Task requirements =>
Quote, without change, all of the lines that follow.

[Stored records]
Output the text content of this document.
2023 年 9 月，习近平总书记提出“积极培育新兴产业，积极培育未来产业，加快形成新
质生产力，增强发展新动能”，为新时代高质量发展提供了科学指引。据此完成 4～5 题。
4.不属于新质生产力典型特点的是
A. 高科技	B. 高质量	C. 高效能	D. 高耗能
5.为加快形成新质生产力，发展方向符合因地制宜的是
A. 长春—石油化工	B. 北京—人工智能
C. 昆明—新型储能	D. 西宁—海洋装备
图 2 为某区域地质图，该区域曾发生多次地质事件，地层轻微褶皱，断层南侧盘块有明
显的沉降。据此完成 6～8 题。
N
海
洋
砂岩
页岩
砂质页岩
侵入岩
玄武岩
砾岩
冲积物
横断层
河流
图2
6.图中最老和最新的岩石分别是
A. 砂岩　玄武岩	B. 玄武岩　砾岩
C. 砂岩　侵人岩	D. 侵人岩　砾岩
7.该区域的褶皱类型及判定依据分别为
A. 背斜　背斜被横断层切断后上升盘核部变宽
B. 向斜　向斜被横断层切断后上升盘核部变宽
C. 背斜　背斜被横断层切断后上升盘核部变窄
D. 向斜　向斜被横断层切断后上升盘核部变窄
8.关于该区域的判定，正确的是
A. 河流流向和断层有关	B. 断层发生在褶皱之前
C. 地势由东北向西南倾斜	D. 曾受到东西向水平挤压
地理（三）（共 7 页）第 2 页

Result =>
Output the text content of this document.
2023 年 9 月，习近平总书记提出“积极培育新兴产业，积极培育未来产业，加快形成新
质生产力，增强发展新动能”，为新时代高质量发展提供了科学指引。据此完成 4～5 题。
4.不属于新质生产力典型特点的是
A. 高科技	B. 高质量	C. 高效能	D. 高耗能
5.为加快形成新质生产力，发展方向符合因地制宜的是
A. 长春—石油化工	B. 北京—人工智能
C. 昆明—新型储能	D. 西宁—海洋装备
图 2 为某区域地质图，该区域曾发生多次地质事件，地层轻微褶皱，断层南侧盘块有明
显的沉降。据此完成 6～8 题。
N
海
洋
砂岩
页岩
砂质页岩
侵入岩
玄武岩
砾岩
冲积物
横断层
河流
图2
6.图中最老和最新的岩石分别是
A. 砂岩　玄武岩	B. 玄武岩　砾岩
C. 砂岩　侵人岩	D. 侵人岩　砾岩
7.该区域的褶皱类型及判定依据分别为
A. 背斜　背斜被横断层切断后上升盘核部变宽
B. 向斜　向斜被横断层切断后上升盘核部变宽
C. 背斜　背斜被横断层切断后上升盘核部变窄
D. 向斜　向斜被横断层切断后上升盘核部变窄
8.关于该区域的判定，正确的是
A. 河流流向和断层有关	B. 断层发生在褶皱之前
C. 地势由东北向西南倾斜	D. 曾受到东西向水平挤压
地理（三）（共 7 页）第 2 页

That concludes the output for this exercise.